Jobs:
• 1. Output the flow meter circuit passage word for word, beginning at the words "In other words, the" and stopping after the words "eliminating the resistor).".
• 2. In the flow meter circuit passage, recast the paragraph that opens with "The resistor R is used for measuring" as a short bulleted list that keeps its main facts.
• 3. Supply the next part of the flow meter circuit passage, picking up right after its final sentence.

Excerpted passage:
In the figure is depicted a circuit similar to the one in FIG. 5A
but the diode D is replaced in the reduced switching arrangement
211, 212 by a small diode circuit comprising a resistor R and a
comparator U1 as well as input resistors and connections to the
energy source.
[0268] The resistor R is used for measuring the current through the
at least one magnetic field coil L. The voltage over R drives the
differential input voltage on the input of the comparator U1, so
that the voltage controlled switch SW.sub.5 is closed as long as
the current going onto the coil is positive. When the current
becomes negative, then the output of the comparator changes and the
switch opens--thus effectively stopping the current from flowing.
In other words, the diode circuit operates as a diode that prevents
current from flowing in the direction right to left in the at least
one magnetic field coil L.
[0269] Such a diode circuit (known as an ideal diode circuit by the
skilled person) can be implemented in many ways, but typically it
can be implemented with a much lower forward loss than a Schottky
diode. In some implementations, it is the small voltage across the
switch SW.sub.5 itself that is used to measure the current in the
ideal diode--thus decreasing the loss even further by eliminating
the loss in the resistor R (by eliminating the resistor).
[0270] FIG. 7B illustrates another embodiment of an electromagnetic
transmitter unit 203 of an electromagnetic flow meter 200 according
to the invention.
[0271] The embodiment uses the circuit illustrated in FIG. 7A with
a full switching arrangement 213 comprising the switches SW.sub.1
to SW.sub.4 with a functionality as already explained in connection
with FIG. 6A.

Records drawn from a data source
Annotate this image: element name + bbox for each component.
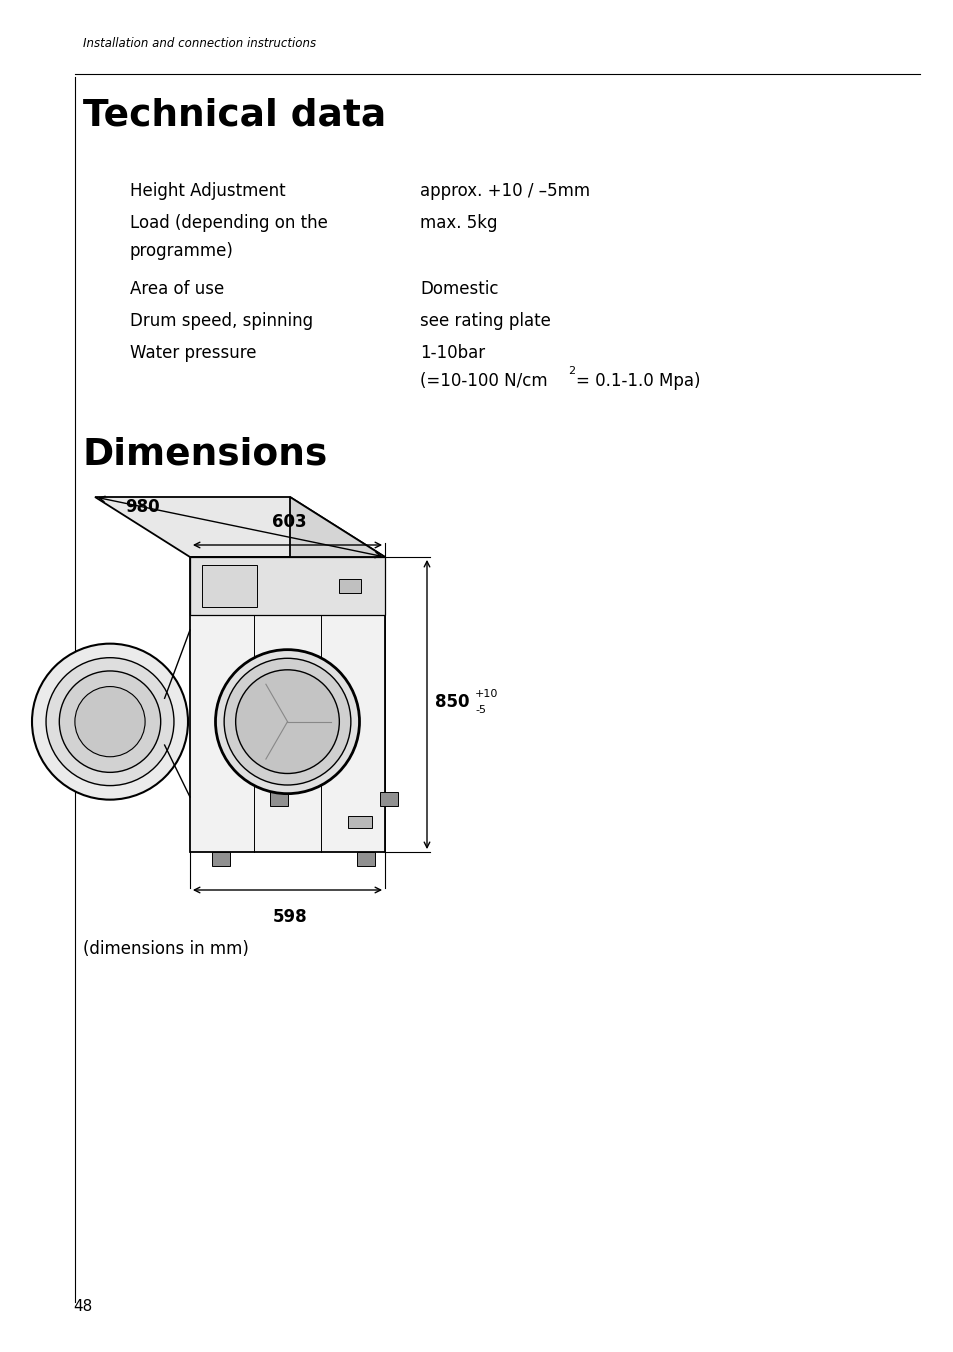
Circle shape <box>224 658 351 786</box>
Text: Domestic: Domestic <box>419 280 498 297</box>
Text: (dimensions in mm): (dimensions in mm) <box>83 940 249 959</box>
Text: Water pressure: Water pressure <box>130 343 256 362</box>
Text: +10: +10 <box>475 690 497 699</box>
Polygon shape <box>290 498 385 852</box>
Text: 980: 980 <box>125 498 159 516</box>
Text: 850: 850 <box>435 694 469 711</box>
Text: Load (depending on the: Load (depending on the <box>130 214 328 233</box>
Text: 1-10bar: 1-10bar <box>419 343 485 362</box>
Circle shape <box>235 669 339 773</box>
Bar <box>348 817 372 827</box>
Text: 598: 598 <box>273 909 307 926</box>
Text: Dimensions: Dimensions <box>83 437 328 473</box>
Text: 48: 48 <box>73 1299 92 1314</box>
Circle shape <box>75 687 145 757</box>
Circle shape <box>46 657 173 786</box>
Text: 2: 2 <box>567 366 575 376</box>
Text: see rating plate: see rating plate <box>419 312 550 330</box>
Polygon shape <box>202 565 256 607</box>
Circle shape <box>32 644 188 799</box>
Polygon shape <box>95 498 385 557</box>
Polygon shape <box>356 852 375 867</box>
Text: (=10-100 N/cm: (=10-100 N/cm <box>419 372 547 389</box>
Polygon shape <box>270 792 288 806</box>
Polygon shape <box>338 579 360 594</box>
Text: max. 5kg: max. 5kg <box>419 214 497 233</box>
Polygon shape <box>212 852 230 867</box>
Text: Technical data: Technical data <box>83 97 386 132</box>
Polygon shape <box>379 792 397 806</box>
Text: Height Adjustment: Height Adjustment <box>130 183 285 200</box>
Polygon shape <box>190 557 385 615</box>
Text: Area of use: Area of use <box>130 280 224 297</box>
Text: -5: -5 <box>475 706 485 715</box>
Polygon shape <box>190 557 385 852</box>
Text: programme): programme) <box>130 242 233 260</box>
Circle shape <box>59 671 160 772</box>
Circle shape <box>215 650 359 794</box>
Text: 603: 603 <box>273 512 307 531</box>
Text: approx. +10 / –5mm: approx. +10 / –5mm <box>419 183 590 200</box>
Text: Installation and connection instructions: Installation and connection instructions <box>83 37 315 50</box>
Text: Drum speed, spinning: Drum speed, spinning <box>130 312 313 330</box>
Text: = 0.1-1.0 Mpa): = 0.1-1.0 Mpa) <box>576 372 700 389</box>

The responses:
• 1.
In other words, the diode circuit operates as a diode that prevents
current from flowing in the direction right to left in the at least
one magnetic field coil L.
[0269] Such a diode circuit (known as an ideal diode circuit by the
skilled person) can be implemented in many ways, but typically it
can be implemented with a much lower forward loss than a Schottky
diode. In some implementations, it is the small voltage across the
switch SW.sub.5 itself that is used to measure the current in the
ideal diode--thus decreasing the loss even further by eliminating
the loss in the resistor R (by eliminating the resistor).

• 2.
- Resistor R measures the current through the at least one magnetic field coil L.
- The voltage over R drives the differential input voltage of comparator U1.
- Voltage controlled switch SW.sub.5 stays closed as long as the current going onto the coil is positive.
- When the current becomes negative, the comparator output changes and the switch opens, stopping the current.
- The diode circuit therefore acts as a diode that blocks current from flowing right to left in coil L.

• 3.
[0272] The circuit of the embodiment also comprises a snubber
circuit 214 added to prevent very brief kickback voltage spikes
from the switching of the at least one magnetic field coil L. The
kickback voltages may damage the switches and other parts of the
circuit as well as be a source of electromagnetic interference
EMI.
[0273] The snubber provides a short-term alternative current path
away from the switching arrangement so that the mentioned voltage
spikes may be discharged more safely. The excessive energy in the
coil at the switching time for the switches is then coupled to
ground or a capacitor in the snubber circuit depending on the
polarity of the voltage.
[0274] FIG. 8 illustrates an even further embodiment of an
electromagnetic transmitter unit of an electromagnetic flow meter
according to the invention.
[0275] The circuit of the embodiment includes four more switches
SW.sub.6 to SW.sub.9 in an H-bridge structure or configuration
around the at least one magnetic field coil L. This advanced coil
and switch structure allows the direction of the current in the
coil L to be changed between measurements by the pickup electrodes
in the detector unit (not shown in the figure).
[0276] The benefit of this is that the resulting magnetic field
from the coil L will reverse and thus the measured induced voltage
between the electrodes in the detector unit of the electromagnetic
flow meter. This means that the offset (energy loss) in the small
measured voltage between the pickup electrodes in the detector unit
can be eliminated by subtracting two successive measurements
obtained by opposing magnetic fields. The offset in the small
measured voltage may typically be in a nanovolt range when the
offset is not a result of a fraudulent behavior against the
functionality of the flow meter by applying external magnetic
fields.
[0277] The switches SW.sub.6 to SW.sub.9 in the H-bridge may be
operated to provide a resulting magnetic field from the coil L that
will be reversed several times per second in a symmetric or
asymmetric operational pattern (e.g. in relation to the operational
pattern of the switches SW.sub.1 to SW.sub.4 and the switch
SW.sub.5 in the ideal diode circuit).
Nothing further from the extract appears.